Start of Material for this task
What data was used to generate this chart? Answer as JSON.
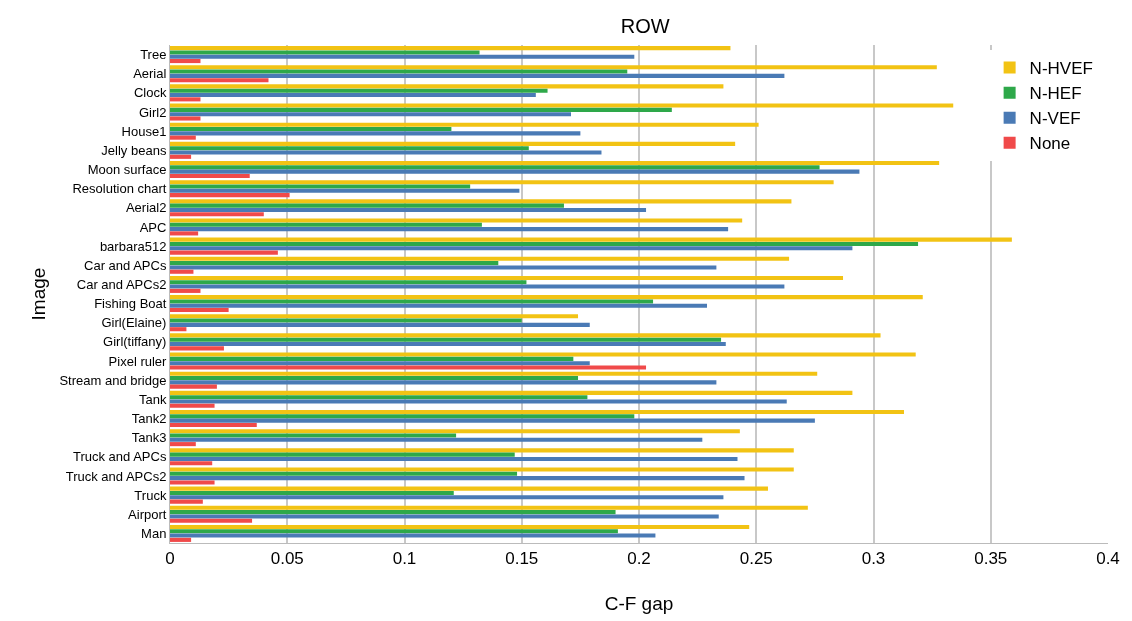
{
  "chart_data": {
    "type": "bar",
    "orientation": "horizontal",
    "title": "ROW",
    "xlabel": "C-F gap",
    "ylabel": "Image",
    "categories": [
      "Tree",
      "Aerial",
      "Clock",
      "Girl2",
      "House1",
      "Jelly beans",
      "Moon surface",
      "Resolution chart",
      "Aerial2",
      "APC",
      "barbara512",
      "Car and APCs",
      "Car and APCs2",
      "Fishing Boat",
      "Girl(Elaine)",
      "Girl(tiffany)",
      "Pixel ruler",
      "Stream and bridge",
      "Tank",
      "Tank2",
      "Tank3",
      "Truck and APCs",
      "Truck and APCs2",
      "Truck",
      "Airport",
      "Man"
    ],
    "series": [
      {
        "name": "N-HVEF",
        "color": "#f2c314",
        "values": [
          0.239,
          0.327,
          0.236,
          0.334,
          0.251,
          0.241,
          0.328,
          0.283,
          0.265,
          0.244,
          0.359,
          0.264,
          0.287,
          0.321,
          0.174,
          0.303,
          0.318,
          0.276,
          0.291,
          0.313,
          0.243,
          0.266,
          0.266,
          0.255,
          0.272,
          0.247
        ]
      },
      {
        "name": "N-HEF",
        "color": "#2ea84a",
        "values": [
          0.132,
          0.195,
          0.161,
          0.214,
          0.12,
          0.153,
          0.277,
          0.128,
          0.168,
          0.133,
          0.319,
          0.14,
          0.152,
          0.206,
          0.15,
          0.235,
          0.172,
          0.174,
          0.178,
          0.198,
          0.122,
          0.147,
          0.148,
          0.121,
          0.19,
          0.191
        ]
      },
      {
        "name": "N-VEF",
        "color": "#4a7ab5",
        "values": [
          0.198,
          0.262,
          0.156,
          0.171,
          0.175,
          0.184,
          0.294,
          0.149,
          0.203,
          0.238,
          0.291,
          0.233,
          0.262,
          0.229,
          0.179,
          0.237,
          0.179,
          0.233,
          0.263,
          0.275,
          0.227,
          0.242,
          0.245,
          0.236,
          0.234,
          0.207
        ]
      },
      {
        "name": "None",
        "color": "#f04a4a",
        "values": [
          0.013,
          0.042,
          0.013,
          0.013,
          0.011,
          0.009,
          0.034,
          0.051,
          0.04,
          0.012,
          0.046,
          0.01,
          0.013,
          0.025,
          0.007,
          0.023,
          0.203,
          0.02,
          0.019,
          0.037,
          0.011,
          0.018,
          0.019,
          0.014,
          0.035,
          0.009
        ]
      }
    ],
    "xlim": [
      0,
      0.4
    ],
    "xticks": [
      0,
      0.05,
      0.1,
      0.15,
      0.2,
      0.25,
      0.3,
      0.35,
      0.4
    ],
    "grid": "x",
    "legend": "top right"
  }
}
End of Material for this task
Give the count of lines that hold the word "color", with nothing added.

4